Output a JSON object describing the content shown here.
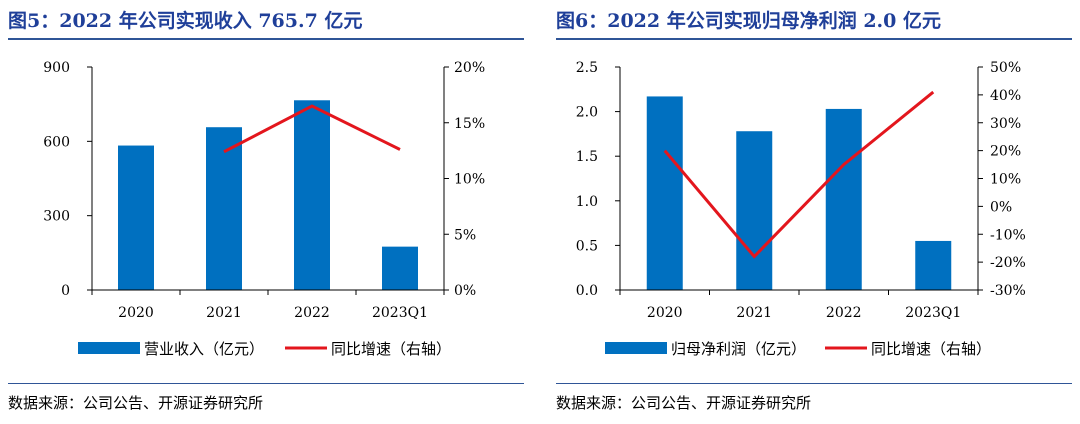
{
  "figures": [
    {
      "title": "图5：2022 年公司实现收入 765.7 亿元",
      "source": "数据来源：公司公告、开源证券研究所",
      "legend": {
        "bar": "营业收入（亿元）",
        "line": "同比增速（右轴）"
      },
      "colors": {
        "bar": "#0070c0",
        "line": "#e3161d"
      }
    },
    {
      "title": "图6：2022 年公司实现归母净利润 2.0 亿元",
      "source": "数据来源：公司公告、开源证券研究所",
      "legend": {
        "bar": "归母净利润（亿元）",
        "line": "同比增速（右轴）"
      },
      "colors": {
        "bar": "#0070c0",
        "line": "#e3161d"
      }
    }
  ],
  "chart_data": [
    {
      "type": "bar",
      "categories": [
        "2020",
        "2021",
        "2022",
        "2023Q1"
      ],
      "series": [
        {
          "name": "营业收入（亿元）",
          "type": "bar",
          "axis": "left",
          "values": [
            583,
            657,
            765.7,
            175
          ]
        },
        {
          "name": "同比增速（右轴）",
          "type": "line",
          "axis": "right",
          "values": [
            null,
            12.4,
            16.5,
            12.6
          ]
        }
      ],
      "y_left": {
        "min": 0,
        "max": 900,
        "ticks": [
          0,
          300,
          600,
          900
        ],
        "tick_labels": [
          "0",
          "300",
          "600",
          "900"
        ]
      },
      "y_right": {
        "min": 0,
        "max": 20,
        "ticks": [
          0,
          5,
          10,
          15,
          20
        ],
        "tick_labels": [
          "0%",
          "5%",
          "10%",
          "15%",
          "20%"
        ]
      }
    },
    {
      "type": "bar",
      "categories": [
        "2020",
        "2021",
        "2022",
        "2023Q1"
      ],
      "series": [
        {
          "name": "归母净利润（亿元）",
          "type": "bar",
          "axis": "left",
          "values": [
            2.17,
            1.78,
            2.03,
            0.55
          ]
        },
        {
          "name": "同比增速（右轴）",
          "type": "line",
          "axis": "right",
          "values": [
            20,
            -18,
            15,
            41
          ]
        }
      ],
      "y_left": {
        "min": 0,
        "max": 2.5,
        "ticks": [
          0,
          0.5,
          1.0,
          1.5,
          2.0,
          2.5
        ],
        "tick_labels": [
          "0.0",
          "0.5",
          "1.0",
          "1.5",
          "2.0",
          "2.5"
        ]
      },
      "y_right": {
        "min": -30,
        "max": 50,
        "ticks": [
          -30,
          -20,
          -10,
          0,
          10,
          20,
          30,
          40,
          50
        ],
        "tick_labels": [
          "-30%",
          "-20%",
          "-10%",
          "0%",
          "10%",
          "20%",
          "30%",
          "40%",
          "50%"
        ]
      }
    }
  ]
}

———

→ Written instruction: Any pictures should be dropped; transcribe the rest of the records above exactly.

→ Solution for this task:
Output a JSON object describing the content shown here.
{
  "figures": [
    {
      "title": "图5：2022 年公司实现收入 765.7 亿元",
      "source": "数据来源：公司公告、开源证券研究所",
      "legend": {
        "bar": "营业收入（亿元）",
        "line": "同比增速（右轴）"
      },
      "colors": {
        "bar": "#0070c0",
        "line": "#e3161d"
      }
    },
    {
      "title": "图6：2022 年公司实现归母净利润 2.0 亿元",
      "source": "数据来源：公司公告、开源证券研究所",
      "legend": {
        "bar": "归母净利润（亿元）",
        "line": "同比增速（右轴）"
      },
      "colors": {
        "bar": "#0070c0",
        "line": "#e3161d"
      }
    }
  ],
  "chart_data": [
    {
      "type": "bar",
      "categories": [
        "2020",
        "2021",
        "2022",
        "2023Q1"
      ],
      "series": [
        {
          "name": "营业收入（亿元）",
          "type": "bar",
          "axis": "left",
          "values": [
            583,
            657,
            765.7,
            175
          ]
        },
        {
          "name": "同比增速（右轴）",
          "type": "line",
          "axis": "right",
          "values": [
            null,
            12.4,
            16.5,
            12.6
          ]
        }
      ],
      "y_left": {
        "min": 0,
        "max": 900,
        "ticks": [
          0,
          300,
          600,
          900
        ],
        "tick_labels": [
          "0",
          "300",
          "600",
          "900"
        ]
      },
      "y_right": {
        "min": 0,
        "max": 20,
        "ticks": [
          0,
          5,
          10,
          15,
          20
        ],
        "tick_labels": [
          "0%",
          "5%",
          "10%",
          "15%",
          "20%"
        ]
      }
    },
    {
      "type": "bar",
      "categories": [
        "2020",
        "2021",
        "2022",
        "2023Q1"
      ],
      "series": [
        {
          "name": "归母净利润（亿元）",
          "type": "bar",
          "axis": "left",
          "values": [
            2.17,
            1.78,
            2.03,
            0.55
          ]
        },
        {
          "name": "同比增速（右轴）",
          "type": "line",
          "axis": "right",
          "values": [
            20,
            -18,
            15,
            41
          ]
        }
      ],
      "y_left": {
        "min": 0,
        "max": 2.5,
        "ticks": [
          0,
          0.5,
          1.0,
          1.5,
          2.0,
          2.5
        ],
        "tick_labels": [
          "0.0",
          "0.5",
          "1.0",
          "1.5",
          "2.0",
          "2.5"
        ]
      },
      "y_right": {
        "min": -30,
        "max": 50,
        "ticks": [
          -30,
          -20,
          -10,
          0,
          10,
          20,
          30,
          40,
          50
        ],
        "tick_labels": [
          "-30%",
          "-20%",
          "-10%",
          "0%",
          "10%",
          "20%",
          "30%",
          "40%",
          "50%"
        ]
      }
    }
  ]
}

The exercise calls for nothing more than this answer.